Exercise instructions:
Every entry that follows should be repeated exactly; drop the images.

[start Data supplied]

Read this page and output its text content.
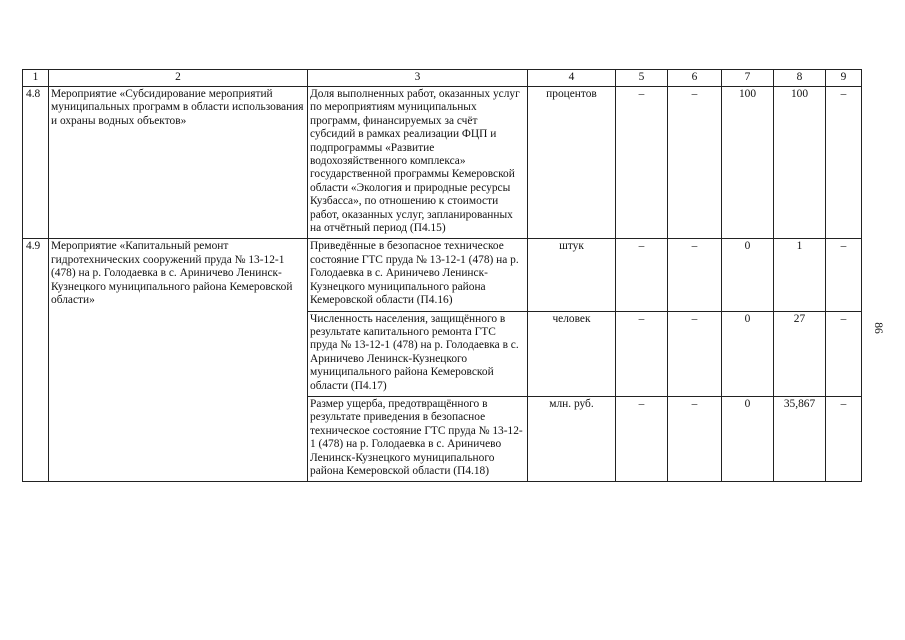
1	2	3	4	5	6	7	8	9
4.8	Мероприятие «Субсидирование мероприятий муниципальных программ в области использования и охраны водных объектов»	Доля выполненных работ, оказанных услуг по мероприятиям муниципальных программ, финансируемых за счёт субсидий в рамках реализации ФЦП и подпрограммы «Развитие водохозяйственного комплекса» государственной программы Кемеровской области «Экология и природные ресурсы Кузбасса», по отношению к стоимости работ, оказанных услуг, запланированных на отчётный период (П4.15)	процентов	–	–	100	100	–
4.9	Мероприятие «Капитальный ремонт гидротехнических сооружений пруда № 13-12-1 (478) на р. Голодаевка в с. Ариничево Ленинск-Кузнецкого муниципального района Кемеровской области»	Приведённые в безопасное техническое состояние ГТС пруда № 13-12-1 (478) на р. Голодаевка в с. Ариничево Ленинск-Кузнецкого муниципального района Кемеровской области (П4.16)	штук	–	–	0	1	–
		Численность населения, защищённого в результате капитального ремонта ГТС пруда № 13-12-1 (478) на р. Голодаевка в с. Ариничево Ленинск-Кузнецкого муниципального района Кемеровской области (П4.17)	человек	–	–	0	27	–
		Размер ущерба, предотвращённого в результате приведения в безопасное техническое состояние ГТС пруда № 13-12-1 (478) на р. Голодаевка в с. Ариничево Ленинск-Кузнецкого муниципального района Кемеровской области (П4.18)	млн. руб.	–	–	0	35,867	–
86
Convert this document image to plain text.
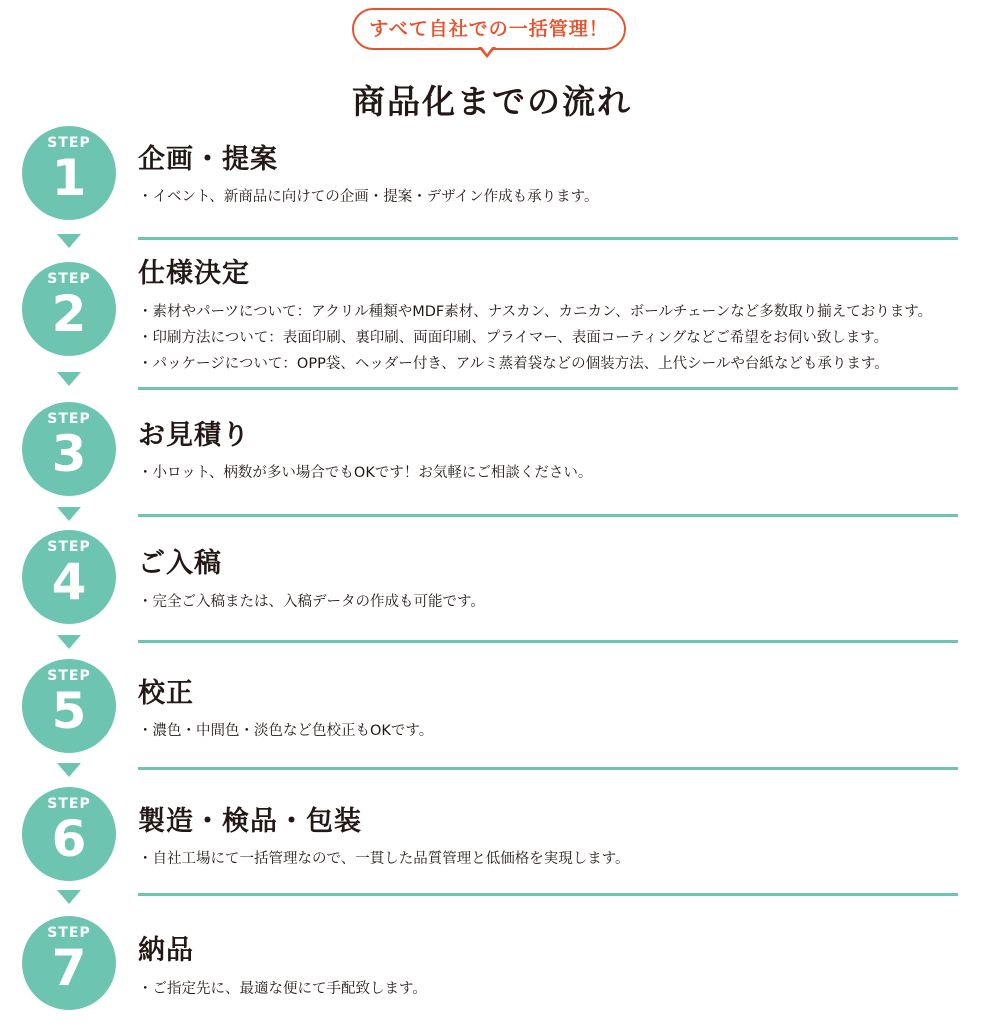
すべて自社での一括管理！
商品化までの流れ
STEP
1	企画・提案
・ イベント、新商品に向けての企画・提案・デザイン作成も承ります。
STEP
2
仕様決定
・ 素材やパーツについて：アクリル種類やMDF素材、ナスカン、カニカン、ボールチェーンなど多数取り揃えております。
・ 印刷方法について：表面印刷、裏印刷、両面印刷、プライマー、表面コーティングなどご希望をお伺い致します。
・ パッケージについて：OPP袋、ヘッダー付き、アルミ蒸着袋などの個装方法、上代シールや台紙なども承ります。
STEP
3	お見積り
・ 小ロット、柄数が多い場合でもOKです！お気軽にご相談ください。
STEP
4	ご入稿
・ 完全ご入稿または、入稿データの作成も可能です。
STEP
5	校正
・ 濃色・中間色・淡色など色校正もOKです。
STEP
6	製造・検品・包装
・ 自社工場にて一括管理なので、一貫した品質管理と低価格を実現します。
STEP
7	納品
・ ご指定先に、最適な便にて手配致します。
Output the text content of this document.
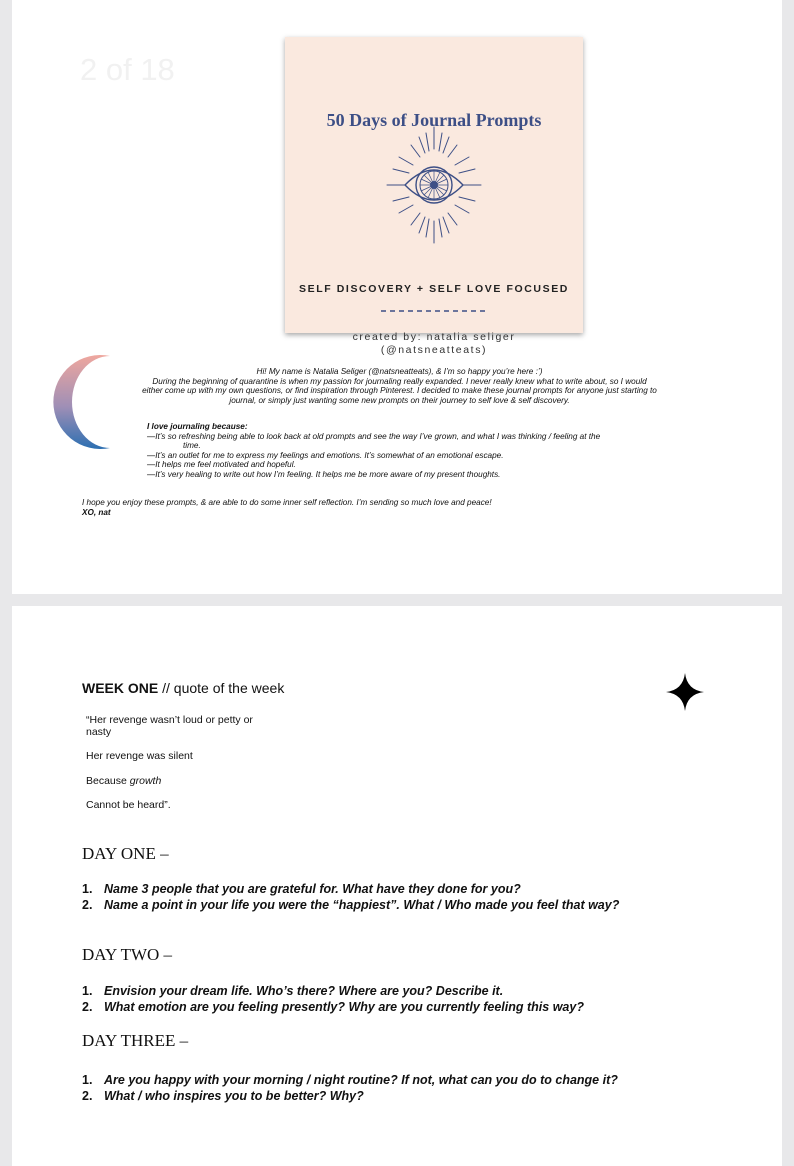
2 of 18
50 Days of Journal Prompts
SELF DISCOVERY + SELF LOVE FOCUSED
created by: natalia seliger
(@natsneatteats)
Hi! My name is Natalia Seliger (@natsneatteats), & I’m so happy you’re here :’)
During the beginning of quarantine is when my passion for journaling really expanded. I never really knew what to write about, so I would
either come up with my own questions, or find inspiration through Pinterest. I decided to make these journal prompts for anyone just starting to
journal, or simply just wanting some new prompts on their journey to self love & self discovery.
I love journaling because:
—It’s so refreshing being able to look back at old prompts and see the way I’ve grown, and what I was thinking / feeling at the
time.
—It’s an outlet for me to express my feelings and emotions. It’s somewhat of an emotional escape.
—It helps me feel motivated and hopeful.
—It’s very healing to write out how I’m feeling. It helps me be more aware of my present thoughts.
I hope you enjoy these prompts, & are able to do some inner self reflection. I’m sending so much love and peace!
XO, nat
WEEK ONE // quote of the week
“Her revenge wasn’t loud or petty or
nasty
Her revenge was silent
Because growth
Cannot be heard”.
DAY ONE –
1. Name 3 people that you are grateful for. What have they done for you?
2. Name a point in your life you were the “happiest”. What / Who made you feel that way?
DAY TWO –
1. Envision your dream life. Who’s there? Where are you? Describe it.
2. What emotion are you feeling presently? Why are you currently feeling this way?
DAY THREE –
1. Are you happy with your morning / night routine? If not, what can you do to change it?
2. What / who inspires you to be better? Why?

[end Data supplied]

Answer to the exercise:
Read this page and output its text content.
1	2	3	4	5	6	7	8	9
4.8	Мероприятие «Субсидирование мероприятий муниципальных программ в области использования и охраны водных объектов»	Доля выполненных работ, оказанных услуг по мероприятиям муниципальных программ, финансируемых за счёт субсидий в рамках реализации ФЦП и подпрограммы «Развитие водохозяйственного комплекса» государственной программы Кемеровской области «Экология и природные ресурсы Кузбасса», по отношению к стоимости работ, оказанных услуг, запланированных на отчётный период (П4.15)	процентов	–	–	100	100	–
4.9	Мероприятие «Капитальный ремонт гидротехнических сооружений пруда № 13-12-1 (478) на р. Голодаевка в с. Ариничево Ленинск-Кузнецкого муниципального района Кемеровской области»	Приведённые в безопасное техническое состояние ГТС пруда № 13-12-1 (478) на р. Голодаевка в с. Ариничево Ленинск-Кузнецкого муниципального района Кемеровской области (П4.16)	штук	–	–	0	1	–
		Численность населения, защищённого в результате капитального ремонта ГТС пруда № 13-12-1 (478) на р. Голодаевка в с. Ариничево Ленинск-Кузнецкого муниципального района Кемеровской области (П4.17)	человек	–	–	0	27	–
		Размер ущерба, предотвращённого в результате приведения в безопасное техническое состояние ГТС пруда № 13-12-1 (478) на р. Голодаевка в с. Ариничево Ленинск-Кузнецкого муниципального района Кемеровской области (П4.18)	млн. руб.	–	–	0	35,867	–
86
Convert this document image to plain text.
すべて自社での一括管理！
商品化までの流れ
STEP
1	企画・提案
・ イベント、新商品に向けての企画・提案・デザイン作成も承ります。
STEP
2
仕様決定
・ 素材やパーツについて：アクリル種類やMDF素材、ナスカン、カニカン、ボールチェーンなど多数取り揃えております。
・ 印刷方法について：表面印刷、裏印刷、両面印刷、プライマー、表面コーティングなどご希望をお伺い致します。
・ パッケージについて：OPP袋、ヘッダー付き、アルミ蒸着袋などの個装方法、上代シールや台紙なども承ります。
STEP
3	お見積り
・ 小ロット、柄数が多い場合でもOKです！お気軽にご相談ください。
STEP
4	ご入稿
・ 完全ご入稿または、入稿データの作成も可能です。
STEP
5	校正
・ 濃色・中間色・淡色など色校正もOKです。
STEP
6	製造・検品・包装
・ 自社工場にて一括管理なので、一貫した品質管理と低価格を実現します。
STEP
7	納品
・ ご指定先に、最適な便にて手配致します。
Output the text content of this document.
2 of 18
50 Days of Journal Prompts
SELF DISCOVERY + SELF LOVE FOCUSED
created by: natalia seliger
(@natsneatteats)
Hi! My name is Natalia Seliger (@natsneatteats), & I’m so happy you’re here :’)
During the beginning of quarantine is when my passion for journaling really expanded. I never really knew what to write about, so I would
either come up with my own questions, or find inspiration through Pinterest. I decided to make these journal prompts for anyone just starting to
journal, or simply just wanting some new prompts on their journey to self love & self discovery.
I love journaling because:
—It’s so refreshing being able to look back at old prompts and see the way I’ve grown, and what I was thinking / feeling at the
time.
—It’s an outlet for me to express my feelings and emotions. It’s somewhat of an emotional escape.
—It helps me feel motivated and hopeful.
—It’s very healing to write out how I’m feeling. It helps me be more aware of my present thoughts.
I hope you enjoy these prompts, & are able to do some inner self reflection. I’m sending so much love and peace!
XO, nat
WEEK ONE // quote of the week
“Her revenge wasn’t loud or petty or
nasty
Her revenge was silent
Because growth
Cannot be heard”.
DAY ONE –
1. Name 3 people that you are grateful for. What have they done for you?
2. Name a point in your life you were the “happiest”. What / Who made you feel that way?
DAY TWO –
1. Envision your dream life. Who’s there? Where are you? Describe it.
2. What emotion are you feeling presently? Why are you currently feeling this way?
DAY THREE –
1. Are you happy with your morning / night routine? If not, what can you do to change it?
2. What / who inspires you to be better? Why?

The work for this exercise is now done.